## Written request
Type out the complete listing below word for word, without its pictures.

## Given records

BEGIN

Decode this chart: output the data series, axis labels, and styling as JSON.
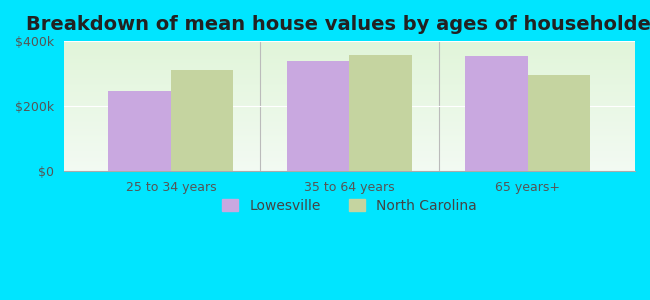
{
  "title": "Breakdown of mean house values by ages of householders",
  "categories": [
    "25 to 34 years",
    "35 to 64 years",
    "65 years+"
  ],
  "lowesville": [
    245000,
    340000,
    355000
  ],
  "north_carolina": [
    310000,
    358000,
    295000
  ],
  "lowesville_color": "#c9a8e0",
  "nc_color": "#c5d4a0",
  "background_color": "#00e5ff",
  "ylim": [
    0,
    400000
  ],
  "yticks": [
    0,
    200000,
    400000
  ],
  "ytick_labels": [
    "$0",
    "$200k",
    "$400k"
  ],
  "legend_labels": [
    "Lowesville",
    "North Carolina"
  ],
  "bar_width": 0.35,
  "title_fontsize": 14,
  "tick_fontsize": 9,
  "legend_fontsize": 10
}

END

## Written response
Decode this chart: output the data series, axis labels, and styling as JSON.
{
  "title": "Breakdown of mean house values by ages of householders",
  "categories": [
    "25 to 34 years",
    "35 to 64 years",
    "65 years+"
  ],
  "lowesville": [
    245000,
    340000,
    355000
  ],
  "north_carolina": [
    310000,
    358000,
    295000
  ],
  "lowesville_color": "#c9a8e0",
  "nc_color": "#c5d4a0",
  "background_color": "#00e5ff",
  "ylim": [
    0,
    400000
  ],
  "yticks": [
    0,
    200000,
    400000
  ],
  "ytick_labels": [
    "$0",
    "$200k",
    "$400k"
  ],
  "legend_labels": [
    "Lowesville",
    "North Carolina"
  ],
  "bar_width": 0.35,
  "title_fontsize": 14,
  "tick_fontsize": 9,
  "legend_fontsize": 10
}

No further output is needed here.